(Raw records)

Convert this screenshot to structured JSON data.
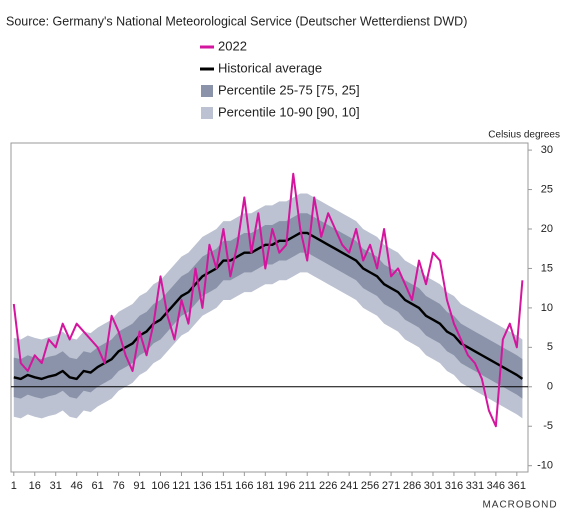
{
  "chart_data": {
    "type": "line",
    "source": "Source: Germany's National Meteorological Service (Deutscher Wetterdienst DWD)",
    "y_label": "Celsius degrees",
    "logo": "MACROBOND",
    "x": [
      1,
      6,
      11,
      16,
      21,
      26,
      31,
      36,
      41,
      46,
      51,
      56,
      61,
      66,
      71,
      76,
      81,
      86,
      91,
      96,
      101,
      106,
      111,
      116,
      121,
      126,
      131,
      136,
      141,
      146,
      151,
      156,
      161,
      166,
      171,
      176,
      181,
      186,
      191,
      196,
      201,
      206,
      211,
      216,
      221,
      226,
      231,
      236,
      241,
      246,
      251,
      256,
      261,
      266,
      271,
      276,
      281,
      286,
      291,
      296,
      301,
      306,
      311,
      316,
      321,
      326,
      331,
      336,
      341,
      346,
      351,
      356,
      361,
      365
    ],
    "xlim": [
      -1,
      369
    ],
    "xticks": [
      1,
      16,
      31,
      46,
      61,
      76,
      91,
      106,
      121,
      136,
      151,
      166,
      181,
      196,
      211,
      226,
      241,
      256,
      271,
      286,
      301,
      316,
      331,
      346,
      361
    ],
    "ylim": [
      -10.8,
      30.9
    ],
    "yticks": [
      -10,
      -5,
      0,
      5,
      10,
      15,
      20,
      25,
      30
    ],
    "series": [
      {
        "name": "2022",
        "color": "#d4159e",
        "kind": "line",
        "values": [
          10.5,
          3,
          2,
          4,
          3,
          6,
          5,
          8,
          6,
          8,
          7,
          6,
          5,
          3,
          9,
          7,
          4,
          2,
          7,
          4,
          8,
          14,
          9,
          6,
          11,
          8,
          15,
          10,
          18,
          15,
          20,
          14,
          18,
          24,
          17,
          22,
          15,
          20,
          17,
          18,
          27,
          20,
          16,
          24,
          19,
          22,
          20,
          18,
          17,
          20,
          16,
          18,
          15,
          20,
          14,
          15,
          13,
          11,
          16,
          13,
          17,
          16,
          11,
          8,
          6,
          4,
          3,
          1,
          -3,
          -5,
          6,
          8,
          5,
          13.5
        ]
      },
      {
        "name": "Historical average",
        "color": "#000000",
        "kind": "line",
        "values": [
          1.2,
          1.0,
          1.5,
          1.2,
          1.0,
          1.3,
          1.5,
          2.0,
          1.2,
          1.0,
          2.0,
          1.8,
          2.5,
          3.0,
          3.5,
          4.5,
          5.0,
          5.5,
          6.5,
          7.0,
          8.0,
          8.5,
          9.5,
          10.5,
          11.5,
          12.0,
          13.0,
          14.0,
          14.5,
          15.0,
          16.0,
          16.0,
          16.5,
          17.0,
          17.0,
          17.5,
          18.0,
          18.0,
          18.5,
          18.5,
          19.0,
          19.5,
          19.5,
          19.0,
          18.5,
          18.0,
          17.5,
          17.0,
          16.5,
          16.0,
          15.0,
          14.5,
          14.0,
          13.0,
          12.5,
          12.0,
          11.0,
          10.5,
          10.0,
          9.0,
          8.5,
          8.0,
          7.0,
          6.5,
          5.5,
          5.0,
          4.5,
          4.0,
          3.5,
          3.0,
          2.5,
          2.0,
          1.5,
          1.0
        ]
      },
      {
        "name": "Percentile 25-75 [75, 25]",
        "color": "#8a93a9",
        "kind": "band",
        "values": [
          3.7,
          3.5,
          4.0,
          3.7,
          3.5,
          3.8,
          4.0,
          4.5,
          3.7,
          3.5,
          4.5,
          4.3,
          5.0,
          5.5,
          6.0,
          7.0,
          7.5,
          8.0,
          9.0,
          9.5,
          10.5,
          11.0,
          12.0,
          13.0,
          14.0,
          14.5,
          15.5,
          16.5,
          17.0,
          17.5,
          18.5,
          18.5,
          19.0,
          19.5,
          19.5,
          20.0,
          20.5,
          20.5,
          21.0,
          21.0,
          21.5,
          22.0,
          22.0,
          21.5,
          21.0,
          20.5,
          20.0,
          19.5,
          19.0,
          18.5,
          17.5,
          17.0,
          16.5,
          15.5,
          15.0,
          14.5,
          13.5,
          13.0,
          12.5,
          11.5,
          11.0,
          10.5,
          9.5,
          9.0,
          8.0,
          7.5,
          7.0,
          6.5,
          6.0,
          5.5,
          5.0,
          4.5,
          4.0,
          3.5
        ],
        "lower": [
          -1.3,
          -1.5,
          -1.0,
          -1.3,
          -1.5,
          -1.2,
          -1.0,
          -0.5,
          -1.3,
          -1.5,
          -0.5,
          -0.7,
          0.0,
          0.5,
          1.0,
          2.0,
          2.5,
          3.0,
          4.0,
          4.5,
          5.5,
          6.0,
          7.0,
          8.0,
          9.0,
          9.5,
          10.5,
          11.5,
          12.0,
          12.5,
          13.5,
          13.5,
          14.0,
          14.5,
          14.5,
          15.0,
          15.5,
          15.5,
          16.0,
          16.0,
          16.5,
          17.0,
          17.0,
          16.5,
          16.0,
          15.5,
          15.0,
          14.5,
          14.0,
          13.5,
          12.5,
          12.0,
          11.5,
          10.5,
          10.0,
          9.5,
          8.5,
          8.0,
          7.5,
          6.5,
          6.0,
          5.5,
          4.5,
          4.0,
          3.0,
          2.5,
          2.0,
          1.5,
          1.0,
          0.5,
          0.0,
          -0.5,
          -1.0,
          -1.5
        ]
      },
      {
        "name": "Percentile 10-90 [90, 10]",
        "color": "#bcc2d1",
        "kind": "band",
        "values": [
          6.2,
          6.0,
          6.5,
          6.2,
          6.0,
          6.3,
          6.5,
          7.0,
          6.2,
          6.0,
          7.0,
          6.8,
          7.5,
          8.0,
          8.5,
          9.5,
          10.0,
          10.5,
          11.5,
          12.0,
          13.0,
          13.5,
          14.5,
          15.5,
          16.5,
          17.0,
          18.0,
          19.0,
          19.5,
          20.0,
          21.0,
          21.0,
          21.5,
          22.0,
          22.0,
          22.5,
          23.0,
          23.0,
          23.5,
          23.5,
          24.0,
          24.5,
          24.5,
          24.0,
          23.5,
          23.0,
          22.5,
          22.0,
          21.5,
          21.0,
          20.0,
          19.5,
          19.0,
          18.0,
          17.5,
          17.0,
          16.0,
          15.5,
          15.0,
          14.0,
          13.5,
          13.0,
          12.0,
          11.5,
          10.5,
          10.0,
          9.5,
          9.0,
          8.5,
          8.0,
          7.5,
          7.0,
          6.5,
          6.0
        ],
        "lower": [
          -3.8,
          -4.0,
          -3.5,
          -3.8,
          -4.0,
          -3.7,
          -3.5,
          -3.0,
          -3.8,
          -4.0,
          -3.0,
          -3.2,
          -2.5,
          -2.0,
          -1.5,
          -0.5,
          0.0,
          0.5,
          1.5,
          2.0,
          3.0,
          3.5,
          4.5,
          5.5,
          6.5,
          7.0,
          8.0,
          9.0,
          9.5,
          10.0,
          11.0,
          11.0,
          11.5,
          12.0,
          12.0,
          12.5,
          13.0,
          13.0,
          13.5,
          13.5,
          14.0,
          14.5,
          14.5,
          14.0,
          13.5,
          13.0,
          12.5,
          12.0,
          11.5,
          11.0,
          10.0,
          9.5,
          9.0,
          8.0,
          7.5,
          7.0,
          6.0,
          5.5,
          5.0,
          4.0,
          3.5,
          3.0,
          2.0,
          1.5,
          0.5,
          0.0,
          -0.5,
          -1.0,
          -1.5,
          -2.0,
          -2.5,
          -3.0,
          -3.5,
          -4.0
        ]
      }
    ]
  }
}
* * *
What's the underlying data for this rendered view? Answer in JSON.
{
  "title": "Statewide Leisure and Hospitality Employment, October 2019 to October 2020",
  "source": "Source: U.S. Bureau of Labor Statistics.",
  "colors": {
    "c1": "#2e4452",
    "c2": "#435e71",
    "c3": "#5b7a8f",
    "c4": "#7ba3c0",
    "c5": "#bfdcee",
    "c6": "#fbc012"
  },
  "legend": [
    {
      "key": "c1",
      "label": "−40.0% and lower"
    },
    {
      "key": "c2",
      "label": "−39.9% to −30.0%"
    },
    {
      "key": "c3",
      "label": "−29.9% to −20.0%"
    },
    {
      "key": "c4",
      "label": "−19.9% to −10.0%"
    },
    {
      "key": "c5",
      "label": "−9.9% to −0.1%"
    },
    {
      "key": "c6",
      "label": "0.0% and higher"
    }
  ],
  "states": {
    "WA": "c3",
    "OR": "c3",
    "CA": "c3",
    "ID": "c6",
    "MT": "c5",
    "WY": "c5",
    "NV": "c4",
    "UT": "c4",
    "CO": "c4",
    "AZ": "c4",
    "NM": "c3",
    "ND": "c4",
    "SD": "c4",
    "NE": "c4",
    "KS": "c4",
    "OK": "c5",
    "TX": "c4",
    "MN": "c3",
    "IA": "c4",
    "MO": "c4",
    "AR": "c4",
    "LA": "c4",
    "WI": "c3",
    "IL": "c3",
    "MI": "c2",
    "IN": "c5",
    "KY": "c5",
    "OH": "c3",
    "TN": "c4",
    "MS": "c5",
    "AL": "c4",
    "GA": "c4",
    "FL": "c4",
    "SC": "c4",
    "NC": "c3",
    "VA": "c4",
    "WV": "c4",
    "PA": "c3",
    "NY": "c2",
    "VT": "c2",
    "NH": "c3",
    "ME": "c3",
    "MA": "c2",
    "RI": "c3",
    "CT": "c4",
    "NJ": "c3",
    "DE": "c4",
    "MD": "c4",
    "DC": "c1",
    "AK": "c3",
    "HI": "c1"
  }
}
---
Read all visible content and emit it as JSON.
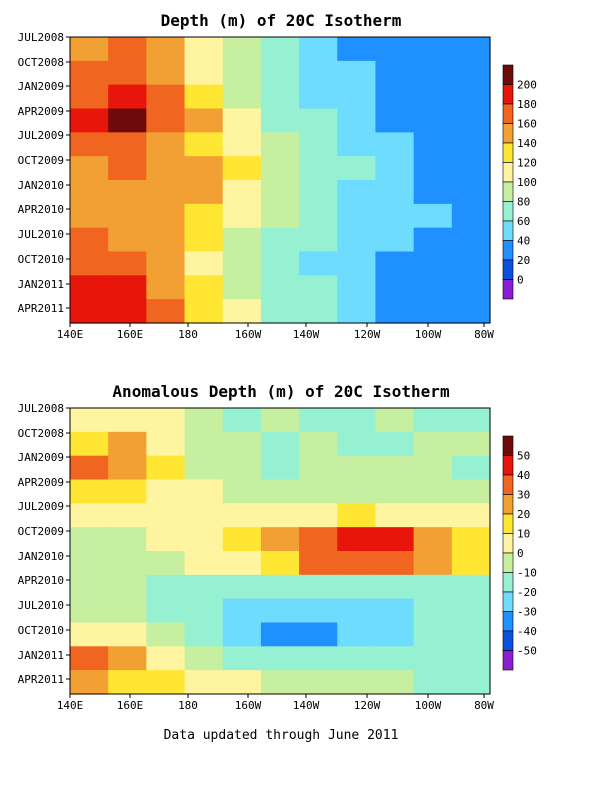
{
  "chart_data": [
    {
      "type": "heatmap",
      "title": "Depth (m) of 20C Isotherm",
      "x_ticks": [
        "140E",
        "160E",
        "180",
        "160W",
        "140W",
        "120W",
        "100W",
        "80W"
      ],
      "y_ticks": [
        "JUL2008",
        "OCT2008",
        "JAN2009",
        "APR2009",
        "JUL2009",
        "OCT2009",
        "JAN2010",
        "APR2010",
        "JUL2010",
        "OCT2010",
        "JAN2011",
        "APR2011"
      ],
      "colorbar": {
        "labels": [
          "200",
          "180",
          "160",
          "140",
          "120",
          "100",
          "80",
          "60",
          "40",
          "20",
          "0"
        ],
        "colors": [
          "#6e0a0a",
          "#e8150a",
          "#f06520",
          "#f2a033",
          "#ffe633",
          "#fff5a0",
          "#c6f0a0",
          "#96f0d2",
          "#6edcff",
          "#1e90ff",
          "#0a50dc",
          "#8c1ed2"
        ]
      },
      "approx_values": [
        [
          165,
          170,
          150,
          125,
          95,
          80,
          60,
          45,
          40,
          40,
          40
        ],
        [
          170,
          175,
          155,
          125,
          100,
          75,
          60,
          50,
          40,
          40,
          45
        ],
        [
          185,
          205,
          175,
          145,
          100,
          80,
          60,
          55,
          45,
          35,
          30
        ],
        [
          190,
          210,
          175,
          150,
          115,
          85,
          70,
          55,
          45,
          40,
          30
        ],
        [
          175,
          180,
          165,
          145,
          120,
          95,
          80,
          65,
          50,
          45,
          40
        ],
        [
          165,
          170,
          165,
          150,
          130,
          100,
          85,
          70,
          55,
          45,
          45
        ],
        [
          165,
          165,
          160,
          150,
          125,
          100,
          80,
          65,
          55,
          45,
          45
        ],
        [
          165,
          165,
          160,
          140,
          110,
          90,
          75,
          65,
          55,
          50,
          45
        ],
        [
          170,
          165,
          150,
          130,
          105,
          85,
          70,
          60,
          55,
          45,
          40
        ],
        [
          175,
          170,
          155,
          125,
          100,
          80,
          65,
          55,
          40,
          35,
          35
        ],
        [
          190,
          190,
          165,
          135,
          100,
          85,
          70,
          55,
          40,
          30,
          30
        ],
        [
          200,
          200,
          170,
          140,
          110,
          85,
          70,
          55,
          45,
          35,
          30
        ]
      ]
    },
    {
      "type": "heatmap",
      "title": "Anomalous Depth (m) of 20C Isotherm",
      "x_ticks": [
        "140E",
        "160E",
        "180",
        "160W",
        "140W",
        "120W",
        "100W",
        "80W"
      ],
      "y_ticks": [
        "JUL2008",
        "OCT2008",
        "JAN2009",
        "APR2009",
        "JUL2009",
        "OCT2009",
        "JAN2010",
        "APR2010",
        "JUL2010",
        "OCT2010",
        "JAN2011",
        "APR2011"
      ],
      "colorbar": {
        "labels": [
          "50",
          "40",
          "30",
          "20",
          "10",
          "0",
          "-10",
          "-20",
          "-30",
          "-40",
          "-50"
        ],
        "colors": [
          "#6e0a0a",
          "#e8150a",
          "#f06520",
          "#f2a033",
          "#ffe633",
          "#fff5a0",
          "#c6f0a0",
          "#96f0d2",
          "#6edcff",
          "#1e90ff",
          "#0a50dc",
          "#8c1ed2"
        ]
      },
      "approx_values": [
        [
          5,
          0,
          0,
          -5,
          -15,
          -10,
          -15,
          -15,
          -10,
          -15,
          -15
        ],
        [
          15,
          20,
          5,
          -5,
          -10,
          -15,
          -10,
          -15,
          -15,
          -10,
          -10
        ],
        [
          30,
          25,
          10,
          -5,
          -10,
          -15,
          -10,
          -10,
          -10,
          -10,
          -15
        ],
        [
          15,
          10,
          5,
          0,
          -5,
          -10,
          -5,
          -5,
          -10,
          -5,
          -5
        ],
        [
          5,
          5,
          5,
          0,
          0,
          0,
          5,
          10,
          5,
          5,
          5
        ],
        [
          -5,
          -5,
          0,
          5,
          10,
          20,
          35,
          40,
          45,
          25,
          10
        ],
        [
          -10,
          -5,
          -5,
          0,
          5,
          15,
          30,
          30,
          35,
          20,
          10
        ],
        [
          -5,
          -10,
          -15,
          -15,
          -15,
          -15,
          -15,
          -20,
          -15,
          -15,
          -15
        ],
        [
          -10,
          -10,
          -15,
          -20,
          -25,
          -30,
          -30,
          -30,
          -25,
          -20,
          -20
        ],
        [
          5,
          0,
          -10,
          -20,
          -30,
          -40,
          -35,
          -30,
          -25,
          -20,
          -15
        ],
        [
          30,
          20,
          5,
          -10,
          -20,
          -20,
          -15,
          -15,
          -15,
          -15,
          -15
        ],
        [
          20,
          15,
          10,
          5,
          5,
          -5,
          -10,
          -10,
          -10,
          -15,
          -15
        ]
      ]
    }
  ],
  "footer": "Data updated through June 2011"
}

Goal of the exercise
Check each line of these records for the string "this" and state only how many lines have it.

Exercise response
2